Aim of the task =>
Select the lines below containing the word "this".

[Stored data]
* * *

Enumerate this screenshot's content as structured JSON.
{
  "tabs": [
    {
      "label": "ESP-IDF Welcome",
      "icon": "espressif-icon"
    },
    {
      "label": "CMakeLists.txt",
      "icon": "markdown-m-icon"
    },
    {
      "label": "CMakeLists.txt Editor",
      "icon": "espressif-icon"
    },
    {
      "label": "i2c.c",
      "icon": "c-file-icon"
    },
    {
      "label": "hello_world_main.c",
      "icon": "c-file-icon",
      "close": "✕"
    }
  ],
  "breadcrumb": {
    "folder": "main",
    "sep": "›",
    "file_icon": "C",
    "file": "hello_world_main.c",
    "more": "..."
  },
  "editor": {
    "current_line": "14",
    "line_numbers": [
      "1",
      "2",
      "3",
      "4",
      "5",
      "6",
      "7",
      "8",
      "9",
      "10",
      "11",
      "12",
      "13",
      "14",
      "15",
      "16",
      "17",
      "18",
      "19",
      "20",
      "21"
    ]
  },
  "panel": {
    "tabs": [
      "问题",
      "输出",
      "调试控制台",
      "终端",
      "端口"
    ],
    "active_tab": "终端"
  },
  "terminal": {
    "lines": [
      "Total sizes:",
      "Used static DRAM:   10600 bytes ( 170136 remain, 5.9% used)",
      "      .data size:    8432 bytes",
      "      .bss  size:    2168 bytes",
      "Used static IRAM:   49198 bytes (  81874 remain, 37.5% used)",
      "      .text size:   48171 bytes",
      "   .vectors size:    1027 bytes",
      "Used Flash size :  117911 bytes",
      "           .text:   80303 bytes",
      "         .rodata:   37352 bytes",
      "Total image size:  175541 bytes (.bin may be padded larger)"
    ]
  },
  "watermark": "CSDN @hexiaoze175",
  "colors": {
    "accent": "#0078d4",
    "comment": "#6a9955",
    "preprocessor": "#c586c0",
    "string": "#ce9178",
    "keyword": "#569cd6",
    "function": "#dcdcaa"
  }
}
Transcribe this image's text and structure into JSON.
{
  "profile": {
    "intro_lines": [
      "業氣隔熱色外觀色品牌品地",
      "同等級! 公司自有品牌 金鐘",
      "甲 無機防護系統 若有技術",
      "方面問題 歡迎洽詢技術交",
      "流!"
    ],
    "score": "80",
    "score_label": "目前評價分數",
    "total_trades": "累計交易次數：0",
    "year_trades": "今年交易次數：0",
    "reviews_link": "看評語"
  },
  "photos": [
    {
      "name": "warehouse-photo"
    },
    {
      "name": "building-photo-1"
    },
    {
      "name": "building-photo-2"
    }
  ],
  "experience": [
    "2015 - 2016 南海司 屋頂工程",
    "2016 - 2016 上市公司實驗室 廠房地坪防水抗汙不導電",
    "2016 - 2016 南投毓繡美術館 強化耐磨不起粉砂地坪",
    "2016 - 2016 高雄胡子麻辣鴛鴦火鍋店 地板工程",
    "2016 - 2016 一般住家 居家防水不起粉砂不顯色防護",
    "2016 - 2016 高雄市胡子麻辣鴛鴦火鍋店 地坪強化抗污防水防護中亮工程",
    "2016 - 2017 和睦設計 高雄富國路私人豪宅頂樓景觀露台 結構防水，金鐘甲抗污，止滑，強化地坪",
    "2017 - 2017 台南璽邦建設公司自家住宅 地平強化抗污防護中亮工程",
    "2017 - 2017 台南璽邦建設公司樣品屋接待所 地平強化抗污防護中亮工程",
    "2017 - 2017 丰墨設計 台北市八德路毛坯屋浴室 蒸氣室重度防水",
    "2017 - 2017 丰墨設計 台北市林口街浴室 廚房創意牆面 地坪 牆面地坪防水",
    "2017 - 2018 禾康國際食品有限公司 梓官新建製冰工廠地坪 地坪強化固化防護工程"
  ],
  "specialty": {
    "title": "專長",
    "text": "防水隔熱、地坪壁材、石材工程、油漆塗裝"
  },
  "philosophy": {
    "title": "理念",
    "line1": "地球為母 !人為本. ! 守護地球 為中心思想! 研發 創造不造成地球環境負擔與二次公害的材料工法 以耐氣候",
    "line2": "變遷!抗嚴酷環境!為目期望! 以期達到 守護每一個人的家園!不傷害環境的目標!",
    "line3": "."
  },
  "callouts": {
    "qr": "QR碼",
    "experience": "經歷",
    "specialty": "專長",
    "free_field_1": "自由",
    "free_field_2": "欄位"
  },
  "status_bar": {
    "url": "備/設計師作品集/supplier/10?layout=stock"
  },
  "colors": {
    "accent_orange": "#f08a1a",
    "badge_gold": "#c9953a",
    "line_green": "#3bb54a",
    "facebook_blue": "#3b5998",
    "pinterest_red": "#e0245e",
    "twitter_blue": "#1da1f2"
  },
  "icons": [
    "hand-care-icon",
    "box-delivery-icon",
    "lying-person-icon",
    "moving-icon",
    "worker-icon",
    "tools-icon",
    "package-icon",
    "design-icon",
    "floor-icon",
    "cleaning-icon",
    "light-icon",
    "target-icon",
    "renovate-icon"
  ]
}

* * *

Solution to the exercise =>
Enumerate this screenshot's content as structured JSON.
Transcribe this image's text and structure into JSON.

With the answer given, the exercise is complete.